_SHORT PROBLEM_
Below is a block of records; return all of them exactly, but without the images.

_RAW RECORDS_
|---|

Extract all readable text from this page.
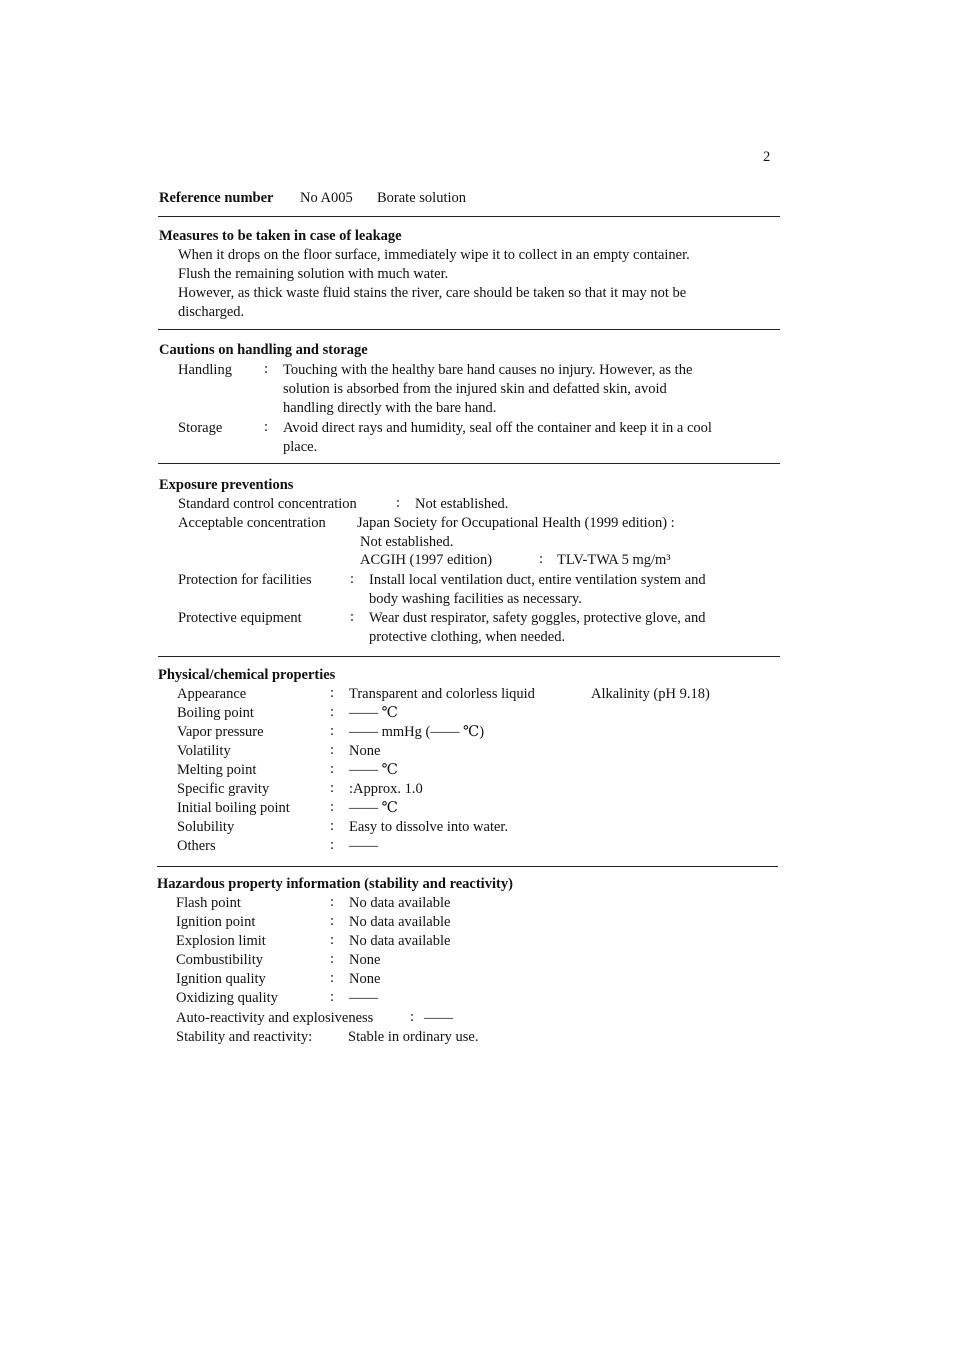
2
Reference number No A005 Borate solution
Measures to be taken in case of leakage
When it drops on the floor surface, immediately wipe it to collect in an empty container.
Flush the remaining solution with much water.
However, as thick waste fluid stains the river, care should be taken so that it may not be
discharged.
Cautions on handling and storage
Handling : Touching with the healthy bare hand causes no injury. However, as the
solution is absorbed from the injured skin and defatted skin, avoid
handling directly with the bare hand.
Storage	: Avoid direct rays and humidity, seal off the container and keep it in a cool
place.
Exposure preventions
Standard control concentration	: Not established.
Acceptable concentration Japan Society for Occupational Health (1999 edition) :
Not established.
ACGIH (1997 edition)	: TLV-TWA 5 mg/m³
Protection for facilities	: Install local ventilation duct, entire ventilation system and
body washing facilities as necessary.
Protective equipment	: Wear dust respirator, safety goggles, protective glove, and
protective clothing, when needed.
Physical/chemical properties
Appearance	: Transparent and colorless liquid	Alkalinity (pH 9.18)
Boiling point	: —— ℃
Vapor pressure	: —— mmHg (—— ℃)
Volatility	: None
Melting point	: —— ℃
Specific gravity	: :Approx. 1.0
Initial boiling point	: —— ℃
Solubility	: Easy to dissolve into water.
Others	: ——
Hazardous property information (stability and reactivity)
Flash point	: No data available
Ignition point	: No data available
Explosion limit	: No data available
Combustibility	: None
Ignition quality	: None
Oxidizing quality	: ——
Auto-reactivity and explosiveness	: ——
Stability and reactivity: Stable in ordinary use.
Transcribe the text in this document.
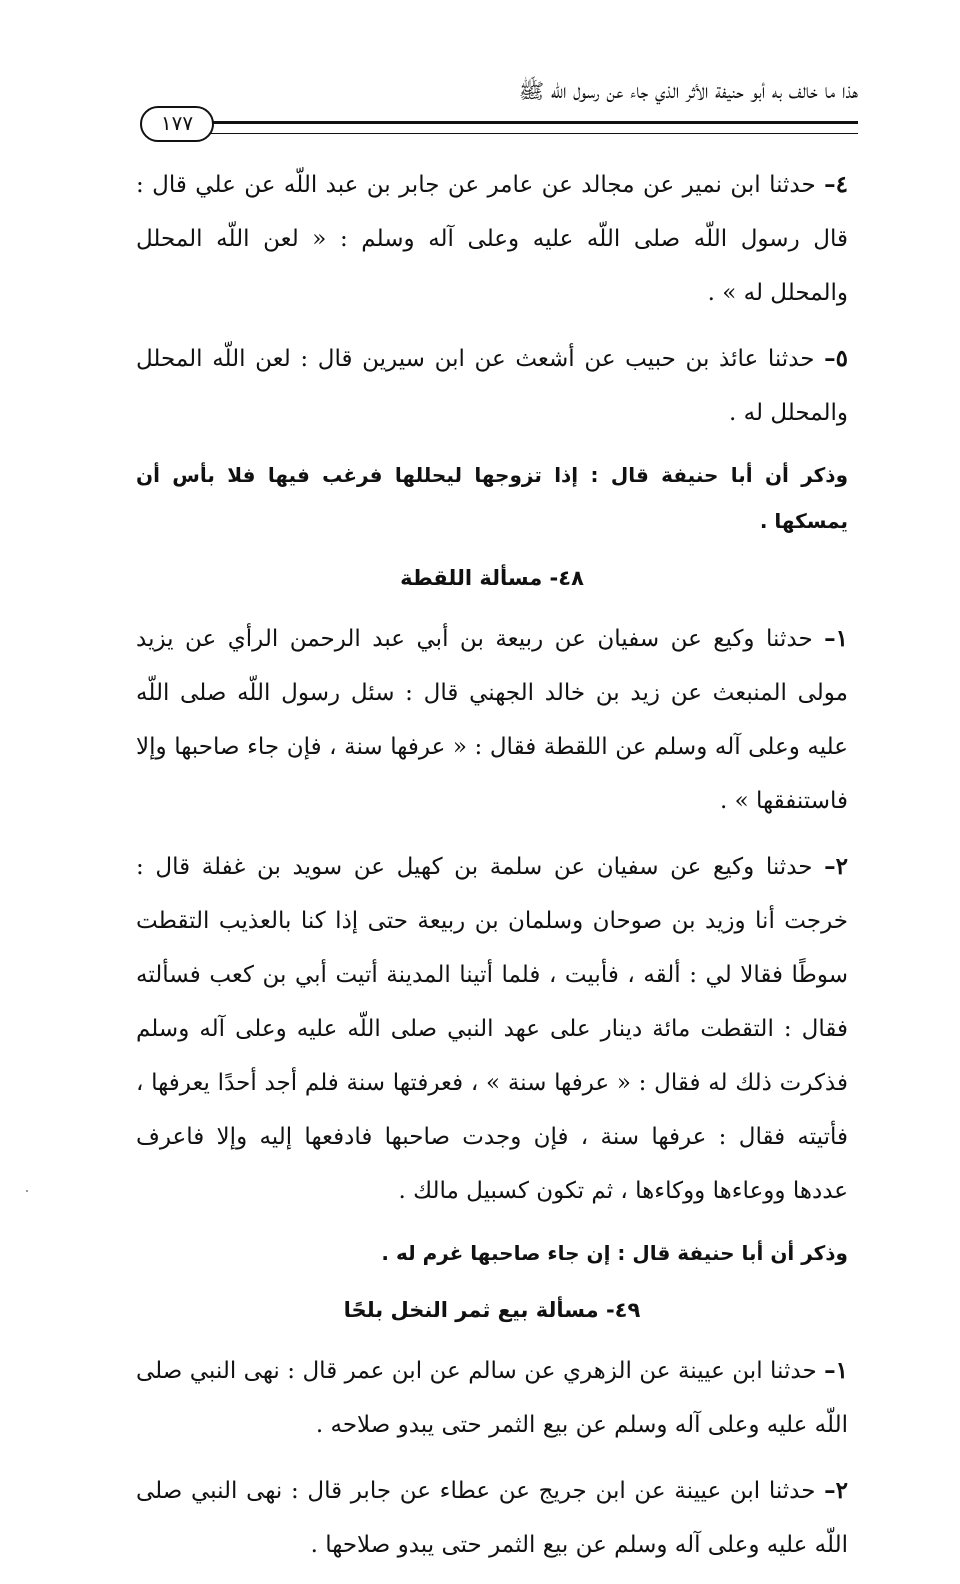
هذا ما خالف به أبو حنيفة الأثر الذي جاء عن رسول اللّه ﷺ
١٧٧

٤– حدثنا ابن نمير عن مجالد عن عامر عن جابر بن عبد اللّه عن علي قال : قال رسول اللّه صلى اللّه عليه وعلى آله وسلم : « لعن اللّه المحلل والمحلل له » .

٥– حدثنا عائذ بن حبيب عن أشعث عن ابن سيرين قال : لعن اللّه المحلل والمحلل له .

وذكر أن أبا حنيفة قال : إذا تزوجها ليحللها فرغب فيها فلا بأس أن يمسكها .

٤٨- مسألة اللقطة

١– حدثنا وكيع عن سفيان عن ربيعة بن أبي عبد الرحمن الرأي عن يزيد مولى المنبعث عن زيد بن خالد الجهني قال : سئل رسول اللّه صلى اللّه عليه وعلى آله وسلم عن اللقطة فقال : « عرفها سنة ، فإن جاء صاحبها وإلا فاستنفقها » .

٢– حدثنا وكيع عن سفيان عن سلمة بن كهيل عن سويد بن غفلة قال : خرجت أنا وزيد بن صوحان وسلمان بن ربيعة حتى إذا كنا بالعذيب التقطت سوطًا فقالا لي : ألقه ، فأبيت ، فلما أتينا المدينة أتيت أبي بن كعب فسألته فقال : التقطت مائة دينار على عهد النبي صلى اللّه عليه وعلى آله وسلم فذكرت ذلك له فقال : « عرفها سنة » ، فعرفتها سنة فلم أجد أحدًا يعرفها ، فأتيته فقال : عرفها سنة ، فإن وجدت صاحبها فادفعها إليه وإلا فاعرف عددها ووعاءها ووكاءها ، ثم تكون كسبيل مالك .

وذكر أن أبا حنيفة قال : إن جاء صاحبها غرم له .

٤٩- مسألة بيع ثمر النخل بلحًا

١– حدثنا ابن عيينة عن الزهري عن سالم عن ابن عمر قال : نهى النبي صلى اللّه عليه وعلى آله وسلم عن بيع الثمر حتى يبدو صلاحه .

٢– حدثنا ابن عيينة عن ابن جريج عن عطاء عن جابر قال : نهى النبي صلى اللّه عليه وعلى آله وسلم عن بيع الثمر حتى يبدو صلاحها .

|---|

_WRITTEN RESPONSE_
Extract all readable text from this page.
2
Reference number No A005 Borate solution
Measures to be taken in case of leakage
When it drops on the floor surface, immediately wipe it to collect in an empty container.
Flush the remaining solution with much water.
However, as thick waste fluid stains the river, care should be taken so that it may not be
discharged.
Cautions on handling and storage
Handling : Touching with the healthy bare hand causes no injury. However, as the
solution is absorbed from the injured skin and defatted skin, avoid
handling directly with the bare hand.
Storage	: Avoid direct rays and humidity, seal off the container and keep it in a cool
place.
Exposure preventions
Standard control concentration	: Not established.
Acceptable concentration Japan Society for Occupational Health (1999 edition) :
Not established.
ACGIH (1997 edition)	: TLV-TWA 5 mg/m³
Protection for facilities	: Install local ventilation duct, entire ventilation system and
body washing facilities as necessary.
Protective equipment	: Wear dust respirator, safety goggles, protective glove, and
protective clothing, when needed.
Physical/chemical properties
Appearance	: Transparent and colorless liquid	Alkalinity (pH 9.18)
Boiling point	: —— ℃
Vapor pressure	: —— mmHg (—— ℃)
Volatility	: None
Melting point	: —— ℃
Specific gravity	: :Approx. 1.0
Initial boiling point	: —— ℃
Solubility	: Easy to dissolve into water.
Others	: ——
Hazardous property information (stability and reactivity)
Flash point	: No data available
Ignition point	: No data available
Explosion limit	: No data available
Combustibility	: None
Ignition quality	: None
Oxidizing quality	: ——
Auto-reactivity and explosiveness	: ——
Stability and reactivity: Stable in ordinary use.
Transcribe the text in this document.
هذا ما خالف به أبو حنيفة الأثر الذي جاء عن رسول اللّه ﷺ
١٧٧

٤– حدثنا ابن نمير عن مجالد عن عامر عن جابر بن عبد اللّه عن علي قال : قال رسول اللّه صلى اللّه عليه وعلى آله وسلم : « لعن اللّه المحلل والمحلل له » .

٥– حدثنا عائذ بن حبيب عن أشعث عن ابن سيرين قال : لعن اللّه المحلل والمحلل له .

وذكر أن أبا حنيفة قال : إذا تزوجها ليحللها فرغب فيها فلا بأس أن يمسكها .

٤٨- مسألة اللقطة

١– حدثنا وكيع عن سفيان عن ربيعة بن أبي عبد الرحمن الرأي عن يزيد مولى المنبعث عن زيد بن خالد الجهني قال : سئل رسول اللّه صلى اللّه عليه وعلى آله وسلم عن اللقطة فقال : « عرفها سنة ، فإن جاء صاحبها وإلا فاستنفقها » .

٢– حدثنا وكيع عن سفيان عن سلمة بن كهيل عن سويد بن غفلة قال : خرجت أنا وزيد بن صوحان وسلمان بن ربيعة حتى إذا كنا بالعذيب التقطت سوطًا فقالا لي : ألقه ، فأبيت ، فلما أتينا المدينة أتيت أبي بن كعب فسألته فقال : التقطت مائة دينار على عهد النبي صلى اللّه عليه وعلى آله وسلم فذكرت ذلك له فقال : « عرفها سنة » ، فعرفتها سنة فلم أجد أحدًا يعرفها ، فأتيته فقال : عرفها سنة ، فإن وجدت صاحبها فادفعها إليه وإلا فاعرف عددها ووعاءها ووكاءها ، ثم تكون كسبيل مالك .

وذكر أن أبا حنيفة قال : إن جاء صاحبها غرم له .

٤٩- مسألة بيع ثمر النخل بلحًا

١– حدثنا ابن عيينة عن الزهري عن سالم عن ابن عمر قال : نهى النبي صلى اللّه عليه وعلى آله وسلم عن بيع الثمر حتى يبدو صلاحه .

٢– حدثنا ابن عيينة عن ابن جريج عن عطاء عن جابر قال : نهى النبي صلى اللّه عليه وعلى آله وسلم عن بيع الثمر حتى يبدو صلاحها .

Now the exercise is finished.